* TEXTO DEL EJERCICIO *
Estrés previo a vacaciones: llaman a evitar el burnout infantil en la recta final del semestre
18 de Junio 2026 | Publicado por: Natalia Quiero
Acumulación de evaluaciones y trabajos, cansancio tras meses de responsabilidades e incluso el clima invernal pueden aumentar el agotamiento.
Acumulación de evaluaciones y trabajos finales o atrasados, cansancio tras meses de rutinas y responsabilidades, y días más fríos y oscuros, caracterizan la recta final del semestre escolar previo a las vacaciones de invierno y lo pueden volver un periodo complejo, cuando se genera una mezcla propicia para que aparezca burnout o agotamiento extremo en niños y adolescentes.
Ante ese escenario, especialistas llaman a que padres y cuidadores mitiguen la presión y prioricen el bienestar socioemocional de estudiantes para evitar grandes malestares y colapsos que complejicen la llegada y disfrute del receso.

* SOBRE LA TAREA *
Transcribe sin cambios el fragmento del texto sobre el burnout infantil que va desde "Estrés previo a" hasta "disfrute del receso.". Básate únicamente en el texto sobre el burnout infantil.

Entradas de datos recopiladas

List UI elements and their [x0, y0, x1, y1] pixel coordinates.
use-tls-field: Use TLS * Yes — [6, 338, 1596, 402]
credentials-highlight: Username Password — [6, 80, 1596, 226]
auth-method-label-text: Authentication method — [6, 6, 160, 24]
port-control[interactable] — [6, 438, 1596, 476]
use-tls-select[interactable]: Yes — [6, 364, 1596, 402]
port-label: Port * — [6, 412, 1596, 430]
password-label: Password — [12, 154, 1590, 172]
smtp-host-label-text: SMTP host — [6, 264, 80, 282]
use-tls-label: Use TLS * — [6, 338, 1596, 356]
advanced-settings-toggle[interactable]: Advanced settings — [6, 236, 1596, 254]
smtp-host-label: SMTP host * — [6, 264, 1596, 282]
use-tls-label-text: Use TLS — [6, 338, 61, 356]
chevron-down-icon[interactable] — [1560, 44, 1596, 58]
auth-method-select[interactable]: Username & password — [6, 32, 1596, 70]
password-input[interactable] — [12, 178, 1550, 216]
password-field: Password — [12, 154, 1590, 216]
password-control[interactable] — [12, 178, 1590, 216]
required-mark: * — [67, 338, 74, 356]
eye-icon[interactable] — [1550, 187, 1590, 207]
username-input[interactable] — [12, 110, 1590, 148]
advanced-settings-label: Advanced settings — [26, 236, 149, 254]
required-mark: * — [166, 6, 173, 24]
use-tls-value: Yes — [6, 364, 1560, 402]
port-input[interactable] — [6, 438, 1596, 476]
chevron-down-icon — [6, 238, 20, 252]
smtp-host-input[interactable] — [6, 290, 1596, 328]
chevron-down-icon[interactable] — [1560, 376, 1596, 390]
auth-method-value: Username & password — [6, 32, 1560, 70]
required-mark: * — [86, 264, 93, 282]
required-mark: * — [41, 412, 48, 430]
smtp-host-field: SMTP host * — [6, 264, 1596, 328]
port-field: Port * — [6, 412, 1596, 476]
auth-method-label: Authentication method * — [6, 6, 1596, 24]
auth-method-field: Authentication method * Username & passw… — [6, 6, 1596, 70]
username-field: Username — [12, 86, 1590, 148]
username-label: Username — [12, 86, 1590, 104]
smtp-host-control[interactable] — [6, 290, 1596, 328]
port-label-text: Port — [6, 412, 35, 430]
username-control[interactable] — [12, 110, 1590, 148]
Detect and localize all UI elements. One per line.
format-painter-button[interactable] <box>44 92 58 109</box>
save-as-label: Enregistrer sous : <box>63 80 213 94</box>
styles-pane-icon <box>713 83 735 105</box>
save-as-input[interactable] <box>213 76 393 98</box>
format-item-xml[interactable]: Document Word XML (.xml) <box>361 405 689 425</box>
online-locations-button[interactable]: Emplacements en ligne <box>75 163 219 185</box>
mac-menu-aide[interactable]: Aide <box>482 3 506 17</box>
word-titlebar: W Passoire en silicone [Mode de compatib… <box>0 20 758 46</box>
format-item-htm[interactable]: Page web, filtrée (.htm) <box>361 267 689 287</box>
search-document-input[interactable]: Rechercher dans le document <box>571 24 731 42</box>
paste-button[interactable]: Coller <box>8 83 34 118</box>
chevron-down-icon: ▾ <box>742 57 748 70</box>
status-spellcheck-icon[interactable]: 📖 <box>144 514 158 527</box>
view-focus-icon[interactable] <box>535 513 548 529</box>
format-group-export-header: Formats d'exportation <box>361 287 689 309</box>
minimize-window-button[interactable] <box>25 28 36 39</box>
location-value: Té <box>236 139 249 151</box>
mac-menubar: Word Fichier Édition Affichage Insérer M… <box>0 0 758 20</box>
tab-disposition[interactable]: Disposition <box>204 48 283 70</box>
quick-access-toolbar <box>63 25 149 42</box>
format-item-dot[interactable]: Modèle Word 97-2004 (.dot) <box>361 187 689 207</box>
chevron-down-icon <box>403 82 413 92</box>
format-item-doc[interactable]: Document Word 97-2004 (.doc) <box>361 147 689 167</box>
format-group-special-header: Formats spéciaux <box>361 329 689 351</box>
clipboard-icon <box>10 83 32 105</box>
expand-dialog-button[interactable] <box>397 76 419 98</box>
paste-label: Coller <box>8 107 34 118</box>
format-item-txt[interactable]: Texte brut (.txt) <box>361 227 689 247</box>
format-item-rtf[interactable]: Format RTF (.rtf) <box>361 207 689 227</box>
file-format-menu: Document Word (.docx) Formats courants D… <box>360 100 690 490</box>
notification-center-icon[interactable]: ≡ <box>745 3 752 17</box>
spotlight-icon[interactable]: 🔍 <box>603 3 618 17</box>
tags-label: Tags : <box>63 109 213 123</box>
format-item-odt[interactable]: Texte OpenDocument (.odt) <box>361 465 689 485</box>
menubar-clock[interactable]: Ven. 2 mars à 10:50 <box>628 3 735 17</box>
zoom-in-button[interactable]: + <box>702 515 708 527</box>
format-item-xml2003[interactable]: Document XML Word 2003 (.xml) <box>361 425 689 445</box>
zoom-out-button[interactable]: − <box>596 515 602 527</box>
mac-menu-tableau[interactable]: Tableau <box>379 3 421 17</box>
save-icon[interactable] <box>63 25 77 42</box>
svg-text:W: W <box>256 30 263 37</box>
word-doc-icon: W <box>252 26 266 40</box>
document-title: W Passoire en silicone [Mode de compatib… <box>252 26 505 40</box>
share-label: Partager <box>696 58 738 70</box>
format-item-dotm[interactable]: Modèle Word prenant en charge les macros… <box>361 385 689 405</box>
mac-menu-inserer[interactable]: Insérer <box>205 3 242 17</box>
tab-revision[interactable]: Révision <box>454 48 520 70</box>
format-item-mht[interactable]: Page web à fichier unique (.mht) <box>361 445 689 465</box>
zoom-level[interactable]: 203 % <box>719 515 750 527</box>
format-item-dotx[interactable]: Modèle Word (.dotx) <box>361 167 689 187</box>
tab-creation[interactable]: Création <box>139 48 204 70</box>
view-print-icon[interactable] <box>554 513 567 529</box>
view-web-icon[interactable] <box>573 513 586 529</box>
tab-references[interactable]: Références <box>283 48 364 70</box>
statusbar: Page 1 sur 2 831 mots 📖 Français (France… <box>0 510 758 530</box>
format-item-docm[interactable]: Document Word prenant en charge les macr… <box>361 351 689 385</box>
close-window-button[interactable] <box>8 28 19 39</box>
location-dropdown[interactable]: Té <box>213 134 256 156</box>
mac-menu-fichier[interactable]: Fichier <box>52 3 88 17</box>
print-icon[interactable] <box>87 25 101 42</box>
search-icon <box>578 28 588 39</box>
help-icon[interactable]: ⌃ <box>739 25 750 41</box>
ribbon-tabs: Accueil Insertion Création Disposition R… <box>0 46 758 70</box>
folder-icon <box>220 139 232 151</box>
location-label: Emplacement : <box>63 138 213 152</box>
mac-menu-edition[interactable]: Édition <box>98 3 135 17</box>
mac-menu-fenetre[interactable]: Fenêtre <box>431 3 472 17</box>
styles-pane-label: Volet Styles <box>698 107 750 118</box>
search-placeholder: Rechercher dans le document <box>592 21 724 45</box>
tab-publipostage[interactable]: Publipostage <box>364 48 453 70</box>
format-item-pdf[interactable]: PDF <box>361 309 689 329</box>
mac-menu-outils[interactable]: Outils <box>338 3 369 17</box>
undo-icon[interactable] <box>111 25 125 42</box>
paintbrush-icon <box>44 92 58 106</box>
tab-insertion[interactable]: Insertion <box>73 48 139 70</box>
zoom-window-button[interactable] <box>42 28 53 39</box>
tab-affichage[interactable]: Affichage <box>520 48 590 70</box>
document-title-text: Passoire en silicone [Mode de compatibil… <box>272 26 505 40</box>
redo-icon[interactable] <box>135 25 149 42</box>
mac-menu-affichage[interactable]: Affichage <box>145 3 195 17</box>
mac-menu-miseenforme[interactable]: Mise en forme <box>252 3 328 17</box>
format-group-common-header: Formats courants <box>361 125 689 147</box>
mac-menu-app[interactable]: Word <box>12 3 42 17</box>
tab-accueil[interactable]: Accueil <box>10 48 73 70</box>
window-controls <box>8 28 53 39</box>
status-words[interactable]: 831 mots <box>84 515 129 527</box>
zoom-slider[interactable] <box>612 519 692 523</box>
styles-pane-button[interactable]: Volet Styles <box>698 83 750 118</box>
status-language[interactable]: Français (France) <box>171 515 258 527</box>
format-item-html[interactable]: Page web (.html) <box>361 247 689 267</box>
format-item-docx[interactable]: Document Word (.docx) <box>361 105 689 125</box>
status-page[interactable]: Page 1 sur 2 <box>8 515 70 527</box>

* TAREA RESUELTA *
Estrés previo a vacaciones: llaman a evitar el burnout infantil en la recta final del semestre
18 de Junio 2026 | Publicado por: Natalia Quiero
Acumulación de evaluaciones y trabajos, cansancio tras meses de responsabilidades e incluso el clima invernal pueden aumentar el agotamiento.
Acumulación de evaluaciones y trabajos finales o atrasados, cansancio tras meses de rutinas y responsabilidades, y días más fríos y oscuros, caracterizan la recta final del semestre escolar previo a las vacaciones de invierno y lo pueden volver un periodo complejo, cuando se genera una mezcla propicia para que aparezca burnout o agotamiento extremo en niños y adolescentes.
Ante ese escenario, especialistas llaman a que padres y cuidadores mitiguen la presión y prioricen el bienestar socioemocional de estudiantes para evitar grandes malestares y colapsos que complejicen la llegada y disfrute del receso.